— Start TASK INPUT —
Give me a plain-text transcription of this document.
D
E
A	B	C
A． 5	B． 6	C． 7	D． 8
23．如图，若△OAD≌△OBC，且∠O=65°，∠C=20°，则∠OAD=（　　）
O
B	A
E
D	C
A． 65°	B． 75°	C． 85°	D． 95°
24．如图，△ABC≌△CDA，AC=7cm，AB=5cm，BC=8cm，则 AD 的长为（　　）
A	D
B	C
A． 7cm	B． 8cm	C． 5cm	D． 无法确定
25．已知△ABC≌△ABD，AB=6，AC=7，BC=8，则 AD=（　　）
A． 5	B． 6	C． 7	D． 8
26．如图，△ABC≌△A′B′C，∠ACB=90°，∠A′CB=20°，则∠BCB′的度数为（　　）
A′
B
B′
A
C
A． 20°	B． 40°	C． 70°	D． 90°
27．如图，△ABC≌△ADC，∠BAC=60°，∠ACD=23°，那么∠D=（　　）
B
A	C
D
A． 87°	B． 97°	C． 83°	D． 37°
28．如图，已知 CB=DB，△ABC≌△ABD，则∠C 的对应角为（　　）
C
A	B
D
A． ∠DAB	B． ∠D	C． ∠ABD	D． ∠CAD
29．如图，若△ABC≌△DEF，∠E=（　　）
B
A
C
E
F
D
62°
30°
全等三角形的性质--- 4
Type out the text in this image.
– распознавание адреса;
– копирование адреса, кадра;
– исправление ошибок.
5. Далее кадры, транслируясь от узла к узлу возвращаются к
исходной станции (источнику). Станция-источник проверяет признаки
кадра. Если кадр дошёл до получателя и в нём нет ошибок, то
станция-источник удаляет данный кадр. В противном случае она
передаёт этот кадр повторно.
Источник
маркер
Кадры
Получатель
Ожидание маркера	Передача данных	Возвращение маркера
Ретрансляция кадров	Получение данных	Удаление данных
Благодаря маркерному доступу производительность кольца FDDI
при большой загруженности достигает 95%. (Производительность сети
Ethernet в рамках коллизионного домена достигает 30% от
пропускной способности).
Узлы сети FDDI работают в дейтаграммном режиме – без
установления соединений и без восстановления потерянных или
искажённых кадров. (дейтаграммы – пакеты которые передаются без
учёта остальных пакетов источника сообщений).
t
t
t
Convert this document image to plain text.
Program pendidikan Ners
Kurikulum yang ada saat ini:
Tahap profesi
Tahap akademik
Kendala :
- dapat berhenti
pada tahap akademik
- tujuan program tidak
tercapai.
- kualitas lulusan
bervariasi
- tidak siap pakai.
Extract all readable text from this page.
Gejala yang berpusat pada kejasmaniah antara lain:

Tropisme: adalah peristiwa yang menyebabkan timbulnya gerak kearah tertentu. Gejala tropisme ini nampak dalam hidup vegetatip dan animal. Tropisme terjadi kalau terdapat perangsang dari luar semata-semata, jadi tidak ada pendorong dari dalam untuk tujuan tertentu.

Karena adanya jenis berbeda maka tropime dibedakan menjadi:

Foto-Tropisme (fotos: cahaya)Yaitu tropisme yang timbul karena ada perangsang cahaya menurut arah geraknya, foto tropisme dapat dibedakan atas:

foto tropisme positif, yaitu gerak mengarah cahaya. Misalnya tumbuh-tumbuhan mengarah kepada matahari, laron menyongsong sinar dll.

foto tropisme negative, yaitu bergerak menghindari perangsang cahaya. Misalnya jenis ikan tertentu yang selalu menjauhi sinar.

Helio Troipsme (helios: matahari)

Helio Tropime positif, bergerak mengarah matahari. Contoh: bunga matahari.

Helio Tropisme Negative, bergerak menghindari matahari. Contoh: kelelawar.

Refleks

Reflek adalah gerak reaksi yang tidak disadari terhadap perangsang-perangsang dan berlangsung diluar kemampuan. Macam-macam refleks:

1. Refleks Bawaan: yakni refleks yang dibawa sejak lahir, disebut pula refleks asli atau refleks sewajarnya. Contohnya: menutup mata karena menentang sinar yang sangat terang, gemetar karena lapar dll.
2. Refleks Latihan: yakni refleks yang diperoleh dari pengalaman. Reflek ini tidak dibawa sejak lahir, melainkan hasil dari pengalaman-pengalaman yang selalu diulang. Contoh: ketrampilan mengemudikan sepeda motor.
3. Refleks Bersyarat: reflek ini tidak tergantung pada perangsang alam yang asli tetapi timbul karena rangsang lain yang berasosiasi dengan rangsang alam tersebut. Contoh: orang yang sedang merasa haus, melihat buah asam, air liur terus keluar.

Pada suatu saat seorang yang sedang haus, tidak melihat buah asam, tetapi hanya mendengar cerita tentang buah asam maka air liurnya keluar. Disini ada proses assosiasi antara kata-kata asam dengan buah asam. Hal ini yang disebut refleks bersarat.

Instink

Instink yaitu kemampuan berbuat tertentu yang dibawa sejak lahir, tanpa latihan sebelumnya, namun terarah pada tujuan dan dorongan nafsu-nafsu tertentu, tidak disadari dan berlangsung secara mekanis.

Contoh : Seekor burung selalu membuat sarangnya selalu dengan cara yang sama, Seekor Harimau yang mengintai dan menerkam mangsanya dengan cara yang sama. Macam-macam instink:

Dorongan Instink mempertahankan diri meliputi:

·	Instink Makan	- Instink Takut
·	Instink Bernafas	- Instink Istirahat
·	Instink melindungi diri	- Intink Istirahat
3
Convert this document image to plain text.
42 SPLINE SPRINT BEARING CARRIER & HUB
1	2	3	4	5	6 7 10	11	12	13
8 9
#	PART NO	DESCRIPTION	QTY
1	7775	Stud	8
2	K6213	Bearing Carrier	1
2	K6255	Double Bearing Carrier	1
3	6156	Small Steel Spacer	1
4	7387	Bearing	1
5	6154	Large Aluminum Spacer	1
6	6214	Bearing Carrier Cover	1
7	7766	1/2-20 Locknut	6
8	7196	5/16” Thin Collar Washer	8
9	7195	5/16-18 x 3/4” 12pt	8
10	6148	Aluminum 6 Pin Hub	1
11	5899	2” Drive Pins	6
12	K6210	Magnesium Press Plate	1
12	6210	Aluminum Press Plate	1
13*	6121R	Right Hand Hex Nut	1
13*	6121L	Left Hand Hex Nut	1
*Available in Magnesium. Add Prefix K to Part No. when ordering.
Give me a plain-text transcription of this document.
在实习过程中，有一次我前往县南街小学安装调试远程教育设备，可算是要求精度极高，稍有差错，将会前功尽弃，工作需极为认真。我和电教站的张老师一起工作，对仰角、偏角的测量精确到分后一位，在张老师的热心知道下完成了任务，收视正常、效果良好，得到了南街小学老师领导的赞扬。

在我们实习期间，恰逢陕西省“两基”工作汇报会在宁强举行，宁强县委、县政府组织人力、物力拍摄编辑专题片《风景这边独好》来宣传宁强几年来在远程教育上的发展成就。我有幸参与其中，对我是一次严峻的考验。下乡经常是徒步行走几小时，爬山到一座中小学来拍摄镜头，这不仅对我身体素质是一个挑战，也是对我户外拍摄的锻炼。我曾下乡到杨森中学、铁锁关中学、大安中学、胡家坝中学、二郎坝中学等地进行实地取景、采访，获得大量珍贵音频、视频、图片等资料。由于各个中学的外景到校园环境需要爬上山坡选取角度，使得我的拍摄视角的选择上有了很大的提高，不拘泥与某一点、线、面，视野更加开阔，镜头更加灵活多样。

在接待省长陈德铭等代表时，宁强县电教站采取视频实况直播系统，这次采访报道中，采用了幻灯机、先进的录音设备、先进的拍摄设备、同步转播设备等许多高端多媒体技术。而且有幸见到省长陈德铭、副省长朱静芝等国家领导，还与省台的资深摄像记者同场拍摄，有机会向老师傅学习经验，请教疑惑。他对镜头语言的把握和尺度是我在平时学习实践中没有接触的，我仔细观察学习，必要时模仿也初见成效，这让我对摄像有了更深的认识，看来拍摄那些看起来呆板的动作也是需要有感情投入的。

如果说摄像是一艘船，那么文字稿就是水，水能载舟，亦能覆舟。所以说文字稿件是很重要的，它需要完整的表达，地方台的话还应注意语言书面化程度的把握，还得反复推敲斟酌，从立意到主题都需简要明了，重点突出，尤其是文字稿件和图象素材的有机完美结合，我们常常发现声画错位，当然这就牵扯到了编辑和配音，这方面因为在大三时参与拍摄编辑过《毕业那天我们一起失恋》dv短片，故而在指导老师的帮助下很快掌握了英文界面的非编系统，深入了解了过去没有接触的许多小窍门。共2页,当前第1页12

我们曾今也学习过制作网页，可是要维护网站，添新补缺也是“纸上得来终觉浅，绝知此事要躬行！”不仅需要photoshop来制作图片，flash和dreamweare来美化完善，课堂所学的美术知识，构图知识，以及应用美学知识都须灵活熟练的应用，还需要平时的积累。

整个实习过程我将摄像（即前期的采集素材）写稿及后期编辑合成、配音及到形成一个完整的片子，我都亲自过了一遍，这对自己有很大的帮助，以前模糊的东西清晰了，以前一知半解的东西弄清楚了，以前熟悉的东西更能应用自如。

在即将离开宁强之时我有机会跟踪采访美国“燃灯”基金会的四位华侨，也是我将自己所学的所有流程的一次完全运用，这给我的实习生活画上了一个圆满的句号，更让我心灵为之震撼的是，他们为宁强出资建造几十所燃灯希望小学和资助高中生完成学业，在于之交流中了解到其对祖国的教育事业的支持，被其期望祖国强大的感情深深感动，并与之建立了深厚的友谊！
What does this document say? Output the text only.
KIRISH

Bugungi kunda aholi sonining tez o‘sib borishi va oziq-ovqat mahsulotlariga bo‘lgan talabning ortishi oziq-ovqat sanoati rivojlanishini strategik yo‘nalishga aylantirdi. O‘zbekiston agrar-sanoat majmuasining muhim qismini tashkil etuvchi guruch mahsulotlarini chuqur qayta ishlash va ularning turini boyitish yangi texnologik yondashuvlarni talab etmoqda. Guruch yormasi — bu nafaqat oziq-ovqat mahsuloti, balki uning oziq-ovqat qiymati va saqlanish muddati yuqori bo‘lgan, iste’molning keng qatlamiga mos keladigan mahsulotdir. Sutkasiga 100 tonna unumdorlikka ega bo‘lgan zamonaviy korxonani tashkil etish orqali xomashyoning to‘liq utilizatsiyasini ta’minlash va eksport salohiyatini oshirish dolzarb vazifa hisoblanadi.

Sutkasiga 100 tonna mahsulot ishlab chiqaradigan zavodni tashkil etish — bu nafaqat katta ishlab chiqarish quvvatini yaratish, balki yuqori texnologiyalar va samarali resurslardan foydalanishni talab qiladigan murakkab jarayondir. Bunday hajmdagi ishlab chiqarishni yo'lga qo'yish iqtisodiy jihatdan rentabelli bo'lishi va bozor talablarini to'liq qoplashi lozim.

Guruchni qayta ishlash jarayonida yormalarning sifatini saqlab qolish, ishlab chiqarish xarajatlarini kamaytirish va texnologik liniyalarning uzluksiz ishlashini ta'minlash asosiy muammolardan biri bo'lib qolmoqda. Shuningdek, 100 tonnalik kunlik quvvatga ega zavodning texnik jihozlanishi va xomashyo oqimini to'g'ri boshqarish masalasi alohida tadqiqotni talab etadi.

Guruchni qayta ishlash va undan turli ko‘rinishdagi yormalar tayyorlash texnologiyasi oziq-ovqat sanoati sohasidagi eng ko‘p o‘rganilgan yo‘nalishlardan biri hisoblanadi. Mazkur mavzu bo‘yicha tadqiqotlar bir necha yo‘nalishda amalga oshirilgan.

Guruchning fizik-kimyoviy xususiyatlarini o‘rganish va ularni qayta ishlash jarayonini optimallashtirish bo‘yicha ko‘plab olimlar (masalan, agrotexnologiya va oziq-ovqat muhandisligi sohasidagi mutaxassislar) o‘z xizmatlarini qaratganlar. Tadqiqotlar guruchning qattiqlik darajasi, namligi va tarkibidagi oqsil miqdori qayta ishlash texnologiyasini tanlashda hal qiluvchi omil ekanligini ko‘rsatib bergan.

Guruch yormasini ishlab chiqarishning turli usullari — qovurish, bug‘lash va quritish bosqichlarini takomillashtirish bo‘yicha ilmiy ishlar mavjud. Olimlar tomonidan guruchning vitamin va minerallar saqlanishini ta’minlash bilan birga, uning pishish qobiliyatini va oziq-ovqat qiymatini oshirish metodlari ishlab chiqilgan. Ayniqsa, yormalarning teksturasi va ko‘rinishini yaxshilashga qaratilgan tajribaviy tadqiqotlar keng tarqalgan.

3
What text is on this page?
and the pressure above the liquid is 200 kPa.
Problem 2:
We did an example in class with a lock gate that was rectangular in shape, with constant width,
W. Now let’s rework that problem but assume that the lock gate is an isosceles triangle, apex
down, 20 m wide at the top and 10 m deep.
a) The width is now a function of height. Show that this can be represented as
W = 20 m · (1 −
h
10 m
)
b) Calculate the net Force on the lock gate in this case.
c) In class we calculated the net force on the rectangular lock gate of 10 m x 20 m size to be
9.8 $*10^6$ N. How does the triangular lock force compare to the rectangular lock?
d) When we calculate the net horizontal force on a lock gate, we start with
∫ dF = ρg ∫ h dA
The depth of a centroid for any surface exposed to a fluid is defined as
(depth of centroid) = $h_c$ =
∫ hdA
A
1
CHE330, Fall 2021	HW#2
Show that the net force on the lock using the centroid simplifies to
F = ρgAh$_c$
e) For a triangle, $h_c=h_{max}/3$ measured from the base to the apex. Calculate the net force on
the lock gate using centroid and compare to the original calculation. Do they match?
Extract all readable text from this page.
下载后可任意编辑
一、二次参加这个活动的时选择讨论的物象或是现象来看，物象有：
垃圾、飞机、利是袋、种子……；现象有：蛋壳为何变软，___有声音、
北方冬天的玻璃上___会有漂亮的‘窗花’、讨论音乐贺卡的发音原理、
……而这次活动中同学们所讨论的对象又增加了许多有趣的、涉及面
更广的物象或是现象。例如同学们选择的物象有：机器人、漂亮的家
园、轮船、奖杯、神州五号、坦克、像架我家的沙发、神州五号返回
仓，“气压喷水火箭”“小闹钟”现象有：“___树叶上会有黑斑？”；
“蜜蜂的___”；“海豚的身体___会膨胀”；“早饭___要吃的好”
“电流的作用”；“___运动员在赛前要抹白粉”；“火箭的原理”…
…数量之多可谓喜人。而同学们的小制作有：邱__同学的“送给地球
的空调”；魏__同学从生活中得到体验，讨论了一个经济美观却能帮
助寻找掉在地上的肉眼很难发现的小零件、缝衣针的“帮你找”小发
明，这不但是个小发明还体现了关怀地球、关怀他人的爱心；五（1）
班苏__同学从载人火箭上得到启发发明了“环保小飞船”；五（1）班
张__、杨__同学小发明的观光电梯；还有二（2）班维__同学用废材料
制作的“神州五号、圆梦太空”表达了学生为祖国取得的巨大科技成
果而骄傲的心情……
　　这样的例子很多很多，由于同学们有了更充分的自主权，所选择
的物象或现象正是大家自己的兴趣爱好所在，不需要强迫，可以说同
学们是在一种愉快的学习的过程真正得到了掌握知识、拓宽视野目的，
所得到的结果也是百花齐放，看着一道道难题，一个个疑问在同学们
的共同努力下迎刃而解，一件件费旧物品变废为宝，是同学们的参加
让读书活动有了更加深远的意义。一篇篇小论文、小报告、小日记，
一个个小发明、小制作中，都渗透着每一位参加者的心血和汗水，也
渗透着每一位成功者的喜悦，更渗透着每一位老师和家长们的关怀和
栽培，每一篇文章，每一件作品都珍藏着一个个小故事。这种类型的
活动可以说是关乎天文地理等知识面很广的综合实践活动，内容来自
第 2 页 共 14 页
— End TASK INPUT —
→ EXERCISE: Where a line of the data holds "ошибок", show that line.

→ CORRECT RESPONSE:
– исправление ошибок.
кадра. Если кадр дошёл до получателя и в нём нет ошибок, то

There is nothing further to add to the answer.